● What you should do: Each line below that contains "воды" counts once; report the total and nothing more.

● Input material:
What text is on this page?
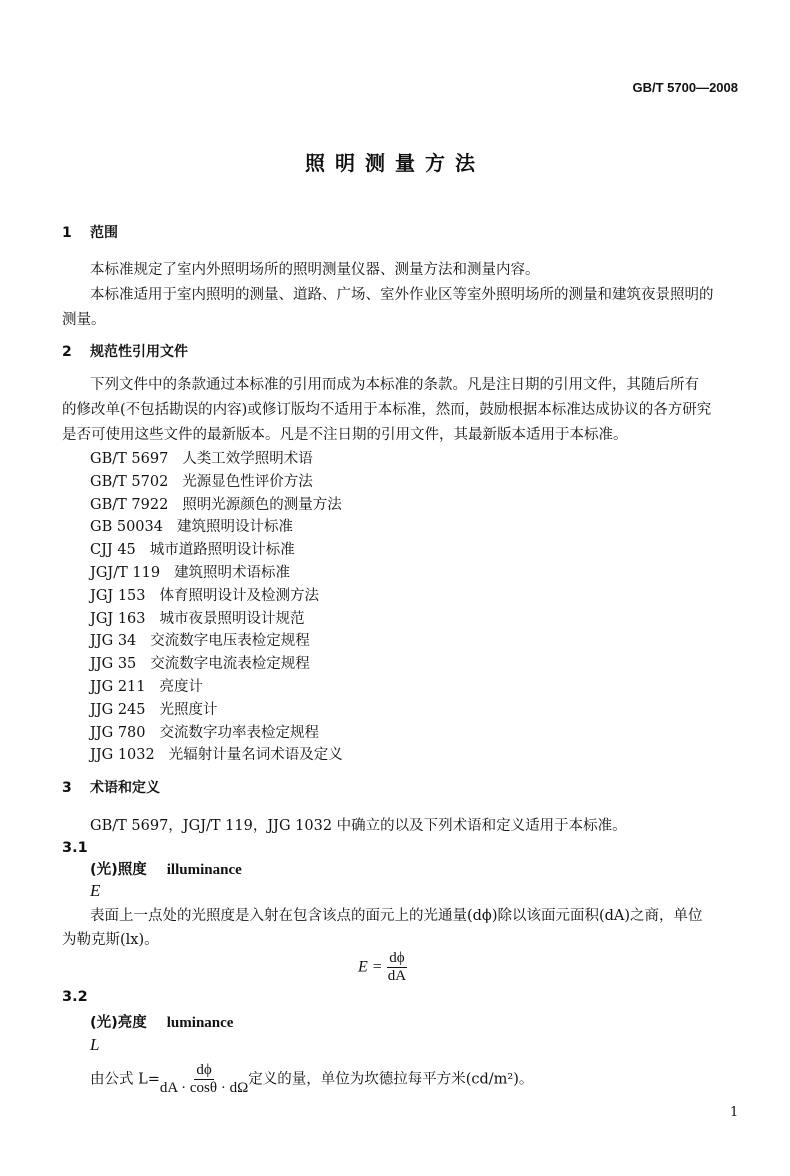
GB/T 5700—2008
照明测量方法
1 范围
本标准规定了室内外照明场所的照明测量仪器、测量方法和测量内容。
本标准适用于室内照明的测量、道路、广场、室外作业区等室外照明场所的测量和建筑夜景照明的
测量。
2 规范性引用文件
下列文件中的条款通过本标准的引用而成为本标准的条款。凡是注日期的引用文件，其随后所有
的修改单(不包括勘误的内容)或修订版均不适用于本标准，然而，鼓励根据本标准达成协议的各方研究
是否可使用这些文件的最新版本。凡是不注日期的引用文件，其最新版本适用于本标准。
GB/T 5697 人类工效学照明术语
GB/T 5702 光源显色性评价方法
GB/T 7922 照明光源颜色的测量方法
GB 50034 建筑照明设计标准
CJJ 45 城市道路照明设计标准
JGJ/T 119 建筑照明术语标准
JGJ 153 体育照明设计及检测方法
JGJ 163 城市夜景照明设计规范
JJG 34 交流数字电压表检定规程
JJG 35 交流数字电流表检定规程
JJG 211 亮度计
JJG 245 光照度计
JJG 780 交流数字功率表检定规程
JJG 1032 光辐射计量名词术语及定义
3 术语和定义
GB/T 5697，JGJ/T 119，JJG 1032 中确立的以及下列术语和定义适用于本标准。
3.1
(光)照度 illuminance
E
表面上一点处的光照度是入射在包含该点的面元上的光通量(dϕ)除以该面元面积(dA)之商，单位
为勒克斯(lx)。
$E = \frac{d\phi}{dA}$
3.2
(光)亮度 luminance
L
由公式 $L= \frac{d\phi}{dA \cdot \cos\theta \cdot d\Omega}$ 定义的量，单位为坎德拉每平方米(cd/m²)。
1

==

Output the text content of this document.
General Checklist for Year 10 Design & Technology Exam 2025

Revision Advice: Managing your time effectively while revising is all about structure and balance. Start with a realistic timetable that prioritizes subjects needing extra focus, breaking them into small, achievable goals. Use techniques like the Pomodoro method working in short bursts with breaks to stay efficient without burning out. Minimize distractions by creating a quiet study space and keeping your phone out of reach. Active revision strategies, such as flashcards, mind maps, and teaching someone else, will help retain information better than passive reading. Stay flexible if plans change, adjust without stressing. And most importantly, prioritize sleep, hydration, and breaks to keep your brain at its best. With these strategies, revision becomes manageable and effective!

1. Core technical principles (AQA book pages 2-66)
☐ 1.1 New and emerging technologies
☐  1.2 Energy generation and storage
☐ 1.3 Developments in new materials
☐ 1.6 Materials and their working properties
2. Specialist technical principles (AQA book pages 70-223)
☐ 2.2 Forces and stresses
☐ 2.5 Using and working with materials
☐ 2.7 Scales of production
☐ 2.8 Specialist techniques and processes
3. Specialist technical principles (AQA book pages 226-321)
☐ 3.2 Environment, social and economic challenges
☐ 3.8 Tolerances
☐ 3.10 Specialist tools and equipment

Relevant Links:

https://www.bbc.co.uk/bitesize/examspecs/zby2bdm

--

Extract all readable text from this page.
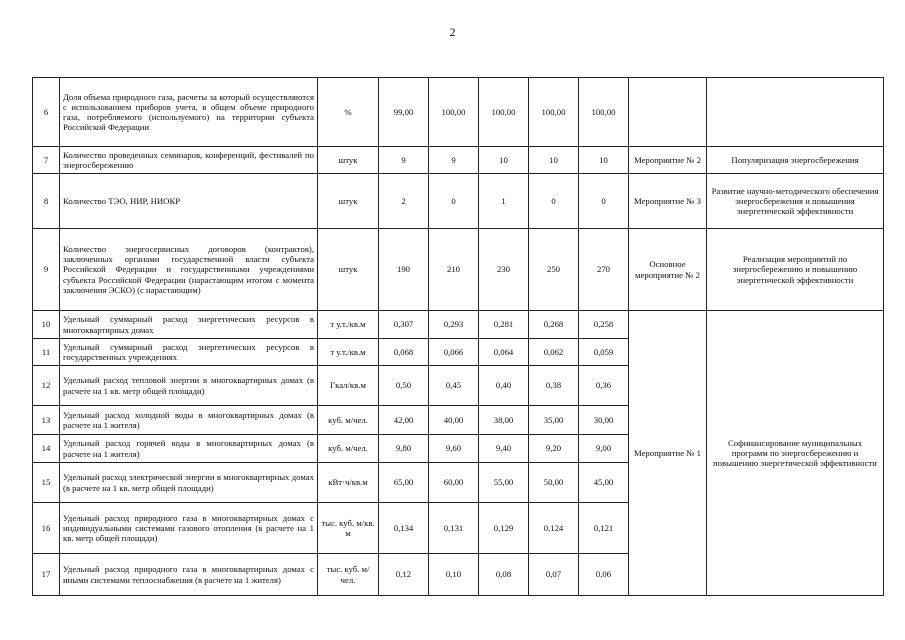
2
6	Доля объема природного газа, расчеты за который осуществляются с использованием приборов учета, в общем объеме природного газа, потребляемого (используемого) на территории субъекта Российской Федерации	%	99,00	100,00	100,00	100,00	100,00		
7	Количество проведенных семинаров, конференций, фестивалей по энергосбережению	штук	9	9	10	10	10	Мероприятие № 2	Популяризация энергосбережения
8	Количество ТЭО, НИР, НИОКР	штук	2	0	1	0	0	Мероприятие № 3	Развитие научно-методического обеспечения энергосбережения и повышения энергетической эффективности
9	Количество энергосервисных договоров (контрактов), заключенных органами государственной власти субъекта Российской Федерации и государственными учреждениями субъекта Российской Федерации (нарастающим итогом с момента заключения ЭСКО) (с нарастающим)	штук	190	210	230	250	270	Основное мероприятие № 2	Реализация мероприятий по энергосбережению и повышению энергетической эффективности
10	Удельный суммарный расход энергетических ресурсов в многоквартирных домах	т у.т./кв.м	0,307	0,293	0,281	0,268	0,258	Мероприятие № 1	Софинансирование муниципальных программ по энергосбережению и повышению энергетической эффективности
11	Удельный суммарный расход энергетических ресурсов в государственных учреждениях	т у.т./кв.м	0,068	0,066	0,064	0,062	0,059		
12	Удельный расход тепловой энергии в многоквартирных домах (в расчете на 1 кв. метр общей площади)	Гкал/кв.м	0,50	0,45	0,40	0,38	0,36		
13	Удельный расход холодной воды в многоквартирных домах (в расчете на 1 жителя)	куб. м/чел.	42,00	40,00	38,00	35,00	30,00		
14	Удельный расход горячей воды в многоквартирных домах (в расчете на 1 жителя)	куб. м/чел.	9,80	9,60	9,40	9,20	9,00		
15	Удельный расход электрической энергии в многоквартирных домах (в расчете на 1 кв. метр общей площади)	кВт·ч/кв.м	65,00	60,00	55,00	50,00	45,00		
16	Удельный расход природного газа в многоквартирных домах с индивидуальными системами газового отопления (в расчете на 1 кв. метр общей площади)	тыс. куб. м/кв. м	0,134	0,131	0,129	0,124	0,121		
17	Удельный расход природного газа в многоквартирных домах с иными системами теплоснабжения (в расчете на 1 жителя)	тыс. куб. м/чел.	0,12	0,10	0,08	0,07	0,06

● The completed task: 2